=== Directive ===
Among the following entries, count the lines that contain "Annual" and report only the result.

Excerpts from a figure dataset
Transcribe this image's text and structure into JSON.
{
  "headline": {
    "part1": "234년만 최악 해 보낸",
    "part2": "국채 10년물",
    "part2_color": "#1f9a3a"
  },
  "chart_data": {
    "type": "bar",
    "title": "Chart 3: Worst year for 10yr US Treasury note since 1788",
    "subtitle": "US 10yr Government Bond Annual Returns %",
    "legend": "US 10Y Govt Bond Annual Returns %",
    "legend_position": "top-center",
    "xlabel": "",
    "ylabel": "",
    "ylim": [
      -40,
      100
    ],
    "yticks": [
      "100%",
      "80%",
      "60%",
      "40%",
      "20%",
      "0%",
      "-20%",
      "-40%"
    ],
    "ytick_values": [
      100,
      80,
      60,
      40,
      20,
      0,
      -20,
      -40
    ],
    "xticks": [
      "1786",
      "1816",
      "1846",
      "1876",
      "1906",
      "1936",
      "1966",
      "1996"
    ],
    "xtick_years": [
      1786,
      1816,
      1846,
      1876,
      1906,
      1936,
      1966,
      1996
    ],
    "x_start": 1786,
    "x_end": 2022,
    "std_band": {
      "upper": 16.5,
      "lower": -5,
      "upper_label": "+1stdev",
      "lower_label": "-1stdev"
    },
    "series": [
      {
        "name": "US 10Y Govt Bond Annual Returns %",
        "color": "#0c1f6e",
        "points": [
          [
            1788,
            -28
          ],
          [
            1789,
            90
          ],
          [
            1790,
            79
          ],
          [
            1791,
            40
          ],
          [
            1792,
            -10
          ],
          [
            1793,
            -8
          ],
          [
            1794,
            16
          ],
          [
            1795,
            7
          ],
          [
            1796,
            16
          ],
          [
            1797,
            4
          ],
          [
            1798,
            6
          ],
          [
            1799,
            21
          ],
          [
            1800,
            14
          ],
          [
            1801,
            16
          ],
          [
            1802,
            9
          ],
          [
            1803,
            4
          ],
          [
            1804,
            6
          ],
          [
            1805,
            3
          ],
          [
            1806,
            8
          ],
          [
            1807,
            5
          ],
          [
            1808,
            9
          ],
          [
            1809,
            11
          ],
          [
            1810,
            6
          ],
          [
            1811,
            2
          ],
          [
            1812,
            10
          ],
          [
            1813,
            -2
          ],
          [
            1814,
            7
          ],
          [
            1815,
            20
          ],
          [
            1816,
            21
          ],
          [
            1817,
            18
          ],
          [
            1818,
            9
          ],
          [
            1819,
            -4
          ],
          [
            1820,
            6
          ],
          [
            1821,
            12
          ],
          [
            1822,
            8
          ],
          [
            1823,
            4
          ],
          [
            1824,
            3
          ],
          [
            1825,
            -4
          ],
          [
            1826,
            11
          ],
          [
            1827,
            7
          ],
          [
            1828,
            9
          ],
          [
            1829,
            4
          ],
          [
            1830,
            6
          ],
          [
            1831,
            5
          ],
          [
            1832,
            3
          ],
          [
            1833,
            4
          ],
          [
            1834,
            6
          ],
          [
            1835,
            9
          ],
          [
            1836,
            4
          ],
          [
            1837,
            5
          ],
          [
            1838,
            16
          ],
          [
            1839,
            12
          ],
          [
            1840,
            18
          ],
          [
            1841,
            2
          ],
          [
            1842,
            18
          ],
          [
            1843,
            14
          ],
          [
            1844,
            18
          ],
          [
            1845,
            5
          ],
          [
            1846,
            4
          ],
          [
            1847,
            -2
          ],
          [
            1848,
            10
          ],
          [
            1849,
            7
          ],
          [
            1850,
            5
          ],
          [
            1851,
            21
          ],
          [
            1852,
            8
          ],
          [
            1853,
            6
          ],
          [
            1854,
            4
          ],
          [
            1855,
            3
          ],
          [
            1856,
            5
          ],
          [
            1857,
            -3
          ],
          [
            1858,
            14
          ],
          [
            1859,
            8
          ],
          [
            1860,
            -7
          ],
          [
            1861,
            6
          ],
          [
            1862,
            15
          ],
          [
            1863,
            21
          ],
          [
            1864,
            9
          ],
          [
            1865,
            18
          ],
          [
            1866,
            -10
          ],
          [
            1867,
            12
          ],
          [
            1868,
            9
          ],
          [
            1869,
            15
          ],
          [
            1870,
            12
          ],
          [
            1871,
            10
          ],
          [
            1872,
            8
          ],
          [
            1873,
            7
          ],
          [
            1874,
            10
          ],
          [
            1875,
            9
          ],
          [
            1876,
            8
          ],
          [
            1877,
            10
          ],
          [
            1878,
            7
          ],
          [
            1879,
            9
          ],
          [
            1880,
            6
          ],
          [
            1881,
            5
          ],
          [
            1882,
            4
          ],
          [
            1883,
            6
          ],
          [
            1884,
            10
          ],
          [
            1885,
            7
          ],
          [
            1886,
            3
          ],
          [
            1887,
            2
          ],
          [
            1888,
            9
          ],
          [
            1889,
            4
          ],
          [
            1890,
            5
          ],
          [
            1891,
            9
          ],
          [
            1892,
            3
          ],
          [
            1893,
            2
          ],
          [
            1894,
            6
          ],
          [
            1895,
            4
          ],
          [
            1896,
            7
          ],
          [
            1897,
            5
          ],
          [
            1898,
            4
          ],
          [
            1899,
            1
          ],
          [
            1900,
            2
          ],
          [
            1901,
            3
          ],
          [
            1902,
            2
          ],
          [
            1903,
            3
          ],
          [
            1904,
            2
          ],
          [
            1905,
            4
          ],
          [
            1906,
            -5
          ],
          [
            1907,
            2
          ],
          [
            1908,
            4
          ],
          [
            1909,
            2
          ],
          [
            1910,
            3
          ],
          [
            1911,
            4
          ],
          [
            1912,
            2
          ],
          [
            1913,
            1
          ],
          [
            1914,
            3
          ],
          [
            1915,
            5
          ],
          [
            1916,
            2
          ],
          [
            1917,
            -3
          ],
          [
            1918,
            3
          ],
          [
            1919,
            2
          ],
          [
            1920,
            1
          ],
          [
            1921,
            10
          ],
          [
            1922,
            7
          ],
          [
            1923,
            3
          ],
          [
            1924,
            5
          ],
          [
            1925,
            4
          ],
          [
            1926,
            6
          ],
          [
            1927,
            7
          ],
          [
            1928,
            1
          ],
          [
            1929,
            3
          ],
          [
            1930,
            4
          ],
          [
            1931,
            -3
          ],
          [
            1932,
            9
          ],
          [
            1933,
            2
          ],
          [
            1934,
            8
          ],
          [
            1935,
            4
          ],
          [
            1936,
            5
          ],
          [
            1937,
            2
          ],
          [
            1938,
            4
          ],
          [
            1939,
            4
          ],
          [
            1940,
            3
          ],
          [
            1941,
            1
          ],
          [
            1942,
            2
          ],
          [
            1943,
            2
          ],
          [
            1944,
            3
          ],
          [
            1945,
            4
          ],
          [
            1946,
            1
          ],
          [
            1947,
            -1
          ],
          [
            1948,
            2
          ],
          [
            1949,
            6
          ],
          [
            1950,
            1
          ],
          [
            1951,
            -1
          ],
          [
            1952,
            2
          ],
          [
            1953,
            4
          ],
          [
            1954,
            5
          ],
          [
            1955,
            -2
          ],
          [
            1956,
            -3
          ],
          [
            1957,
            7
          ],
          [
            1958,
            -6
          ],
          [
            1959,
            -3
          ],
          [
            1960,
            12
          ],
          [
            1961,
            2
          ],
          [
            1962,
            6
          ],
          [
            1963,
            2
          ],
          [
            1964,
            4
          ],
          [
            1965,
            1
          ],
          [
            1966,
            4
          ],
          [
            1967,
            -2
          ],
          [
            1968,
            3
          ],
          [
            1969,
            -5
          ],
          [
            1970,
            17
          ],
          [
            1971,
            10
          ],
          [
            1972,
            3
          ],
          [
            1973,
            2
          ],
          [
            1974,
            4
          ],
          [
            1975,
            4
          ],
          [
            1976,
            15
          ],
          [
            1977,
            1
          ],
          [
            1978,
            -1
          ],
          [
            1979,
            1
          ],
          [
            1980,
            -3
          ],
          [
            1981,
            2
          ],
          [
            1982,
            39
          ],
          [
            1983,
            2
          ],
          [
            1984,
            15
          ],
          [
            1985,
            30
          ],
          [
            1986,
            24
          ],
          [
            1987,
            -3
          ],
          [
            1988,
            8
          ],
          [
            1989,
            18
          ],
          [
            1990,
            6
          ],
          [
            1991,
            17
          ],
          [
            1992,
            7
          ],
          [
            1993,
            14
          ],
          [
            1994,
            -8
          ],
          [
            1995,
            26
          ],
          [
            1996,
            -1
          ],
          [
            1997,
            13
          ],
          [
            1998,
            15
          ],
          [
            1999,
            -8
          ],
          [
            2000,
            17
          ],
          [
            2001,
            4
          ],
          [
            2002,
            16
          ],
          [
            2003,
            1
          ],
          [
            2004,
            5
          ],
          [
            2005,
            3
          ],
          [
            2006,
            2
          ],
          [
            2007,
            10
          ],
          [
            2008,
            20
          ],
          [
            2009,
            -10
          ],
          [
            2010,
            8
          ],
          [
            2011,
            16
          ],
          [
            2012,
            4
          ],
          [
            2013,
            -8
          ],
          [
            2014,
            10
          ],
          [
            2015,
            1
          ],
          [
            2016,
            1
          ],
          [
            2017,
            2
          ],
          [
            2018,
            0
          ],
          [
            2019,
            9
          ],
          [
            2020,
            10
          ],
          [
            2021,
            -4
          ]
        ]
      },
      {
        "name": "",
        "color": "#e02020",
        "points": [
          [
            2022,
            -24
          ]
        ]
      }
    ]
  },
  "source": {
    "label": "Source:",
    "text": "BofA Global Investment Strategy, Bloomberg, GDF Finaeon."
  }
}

=== Answer to the exercise ===
3